» **Data shown**:

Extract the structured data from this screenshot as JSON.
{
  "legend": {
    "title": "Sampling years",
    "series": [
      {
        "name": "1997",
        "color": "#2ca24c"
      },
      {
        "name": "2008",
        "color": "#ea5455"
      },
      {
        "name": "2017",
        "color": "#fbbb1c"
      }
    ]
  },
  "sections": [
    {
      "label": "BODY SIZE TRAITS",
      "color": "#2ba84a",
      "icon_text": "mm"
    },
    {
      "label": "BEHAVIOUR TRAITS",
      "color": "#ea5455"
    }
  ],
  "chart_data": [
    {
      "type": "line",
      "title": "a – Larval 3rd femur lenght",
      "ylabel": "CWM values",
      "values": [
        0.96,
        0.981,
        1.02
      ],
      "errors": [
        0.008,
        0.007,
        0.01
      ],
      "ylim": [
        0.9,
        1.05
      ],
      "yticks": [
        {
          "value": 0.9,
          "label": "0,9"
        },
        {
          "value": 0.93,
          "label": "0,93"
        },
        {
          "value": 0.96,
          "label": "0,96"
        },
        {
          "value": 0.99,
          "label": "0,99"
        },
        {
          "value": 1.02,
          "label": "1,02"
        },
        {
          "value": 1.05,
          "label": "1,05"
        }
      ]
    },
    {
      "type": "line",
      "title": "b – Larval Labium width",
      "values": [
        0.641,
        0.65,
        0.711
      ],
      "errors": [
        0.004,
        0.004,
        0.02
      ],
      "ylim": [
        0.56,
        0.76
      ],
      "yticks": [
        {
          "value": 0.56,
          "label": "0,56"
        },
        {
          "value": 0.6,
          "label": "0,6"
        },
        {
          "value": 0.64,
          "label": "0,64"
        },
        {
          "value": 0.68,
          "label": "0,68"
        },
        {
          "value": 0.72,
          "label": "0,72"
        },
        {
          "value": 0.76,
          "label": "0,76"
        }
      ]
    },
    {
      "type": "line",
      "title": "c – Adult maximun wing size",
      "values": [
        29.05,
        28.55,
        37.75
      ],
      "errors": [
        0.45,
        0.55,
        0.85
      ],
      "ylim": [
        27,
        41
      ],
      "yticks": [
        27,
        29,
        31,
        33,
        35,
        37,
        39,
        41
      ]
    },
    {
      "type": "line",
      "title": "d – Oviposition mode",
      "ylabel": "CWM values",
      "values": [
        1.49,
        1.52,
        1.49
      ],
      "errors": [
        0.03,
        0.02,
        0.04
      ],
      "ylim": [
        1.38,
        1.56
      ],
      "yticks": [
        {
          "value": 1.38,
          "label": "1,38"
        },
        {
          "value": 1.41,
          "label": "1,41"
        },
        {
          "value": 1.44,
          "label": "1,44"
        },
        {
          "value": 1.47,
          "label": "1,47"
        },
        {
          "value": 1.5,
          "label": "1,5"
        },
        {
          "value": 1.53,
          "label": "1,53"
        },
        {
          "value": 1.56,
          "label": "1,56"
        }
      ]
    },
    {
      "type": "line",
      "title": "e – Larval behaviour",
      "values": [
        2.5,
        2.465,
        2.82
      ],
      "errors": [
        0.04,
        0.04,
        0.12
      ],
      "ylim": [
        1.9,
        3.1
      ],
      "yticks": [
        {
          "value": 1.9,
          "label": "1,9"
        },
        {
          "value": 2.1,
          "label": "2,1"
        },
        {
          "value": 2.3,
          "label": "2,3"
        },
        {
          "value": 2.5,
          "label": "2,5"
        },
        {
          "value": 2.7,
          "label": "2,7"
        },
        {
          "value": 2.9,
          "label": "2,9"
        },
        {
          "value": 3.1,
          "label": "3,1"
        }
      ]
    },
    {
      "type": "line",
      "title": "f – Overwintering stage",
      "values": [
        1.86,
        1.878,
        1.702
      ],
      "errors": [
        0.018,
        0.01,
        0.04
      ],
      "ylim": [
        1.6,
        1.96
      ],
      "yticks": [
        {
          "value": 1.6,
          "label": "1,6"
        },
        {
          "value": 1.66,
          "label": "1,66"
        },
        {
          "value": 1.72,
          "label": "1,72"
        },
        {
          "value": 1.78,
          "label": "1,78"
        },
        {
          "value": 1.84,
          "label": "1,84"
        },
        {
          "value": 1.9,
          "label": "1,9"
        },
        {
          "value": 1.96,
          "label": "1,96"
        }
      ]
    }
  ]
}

» **Directions for this task**: Copy out all of the records above with nothing altered.

» **Output of the exercise**:
Extract the structured data from this screenshot as JSON.
{
  "legend": {
    "title": "Sampling years",
    "series": [
      {
        "name": "1997",
        "color": "#2ca24c"
      },
      {
        "name": "2008",
        "color": "#ea5455"
      },
      {
        "name": "2017",
        "color": "#fbbb1c"
      }
    ]
  },
  "sections": [
    {
      "label": "BODY SIZE TRAITS",
      "color": "#2ba84a",
      "icon_text": "mm"
    },
    {
      "label": "BEHAVIOUR TRAITS",
      "color": "#ea5455"
    }
  ],
  "chart_data": [
    {
      "type": "line",
      "title": "a – Larval 3rd femur lenght",
      "ylabel": "CWM values",
      "values": [
        0.96,
        0.981,
        1.02
      ],
      "errors": [
        0.008,
        0.007,
        0.01
      ],
      "ylim": [
        0.9,
        1.05
      ],
      "yticks": [
        {
          "value": 0.9,
          "label": "0,9"
        },
        {
          "value": 0.93,
          "label": "0,93"
        },
        {
          "value": 0.96,
          "label": "0,96"
        },
        {
          "value": 0.99,
          "label": "0,99"
        },
        {
          "value": 1.02,
          "label": "1,02"
        },
        {
          "value": 1.05,
          "label": "1,05"
        }
      ]
    },
    {
      "type": "line",
      "title": "b – Larval Labium width",
      "values": [
        0.641,
        0.65,
        0.711
      ],
      "errors": [
        0.004,
        0.004,
        0.02
      ],
      "ylim": [
        0.56,
        0.76
      ],
      "yticks": [
        {
          "value": 0.56,
          "label": "0,56"
        },
        {
          "value": 0.6,
          "label": "0,6"
        },
        {
          "value": 0.64,
          "label": "0,64"
        },
        {
          "value": 0.68,
          "label": "0,68"
        },
        {
          "value": 0.72,
          "label": "0,72"
        },
        {
          "value": 0.76,
          "label": "0,76"
        }
      ]
    },
    {
      "type": "line",
      "title": "c – Adult maximun wing size",
      "values": [
        29.05,
        28.55,
        37.75
      ],
      "errors": [
        0.45,
        0.55,
        0.85
      ],
      "ylim": [
        27,
        41
      ],
      "yticks": [
        27,
        29,
        31,
        33,
        35,
        37,
        39,
        41
      ]
    },
    {
      "type": "line",
      "title": "d – Oviposition mode",
      "ylabel": "CWM values",
      "values": [
        1.49,
        1.52,
        1.49
      ],
      "errors": [
        0.03,
        0.02,
        0.04
      ],
      "ylim": [
        1.38,
        1.56
      ],
      "yticks": [
        {
          "value": 1.38,
          "label": "1,38"
        },
        {
          "value": 1.41,
          "label": "1,41"
        },
        {
          "value": 1.44,
          "label": "1,44"
        },
        {
          "value": 1.47,
          "label": "1,47"
        },
        {
          "value": 1.5,
          "label": "1,5"
        },
        {
          "value": 1.53,
          "label": "1,53"
        },
        {
          "value": 1.56,
          "label": "1,56"
        }
      ]
    },
    {
      "type": "line",
      "title": "e – Larval behaviour",
      "values": [
        2.5,
        2.465,
        2.82
      ],
      "errors": [
        0.04,
        0.04,
        0.12
      ],
      "ylim": [
        1.9,
        3.1
      ],
      "yticks": [
        {
          "value": 1.9,
          "label": "1,9"
        },
        {
          "value": 2.1,
          "label": "2,1"
        },
        {
          "value": 2.3,
          "label": "2,3"
        },
        {
          "value": 2.5,
          "label": "2,5"
        },
        {
          "value": 2.7,
          "label": "2,7"
        },
        {
          "value": 2.9,
          "label": "2,9"
        },
        {
          "value": 3.1,
          "label": "3,1"
        }
      ]
    },
    {
      "type": "line",
      "title": "f – Overwintering stage",
      "values": [
        1.86,
        1.878,
        1.702
      ],
      "errors": [
        0.018,
        0.01,
        0.04
      ],
      "ylim": [
        1.6,
        1.96
      ],
      "yticks": [
        {
          "value": 1.6,
          "label": "1,6"
        },
        {
          "value": 1.66,
          "label": "1,66"
        },
        {
          "value": 1.72,
          "label": "1,72"
        },
        {
          "value": 1.78,
          "label": "1,78"
        },
        {
          "value": 1.84,
          "label": "1,84"
        },
        {
          "value": 1.9,
          "label": "1,9"
        },
        {
          "value": 1.96,
          "label": "1,96"
        }
      ]
    }
  ]
}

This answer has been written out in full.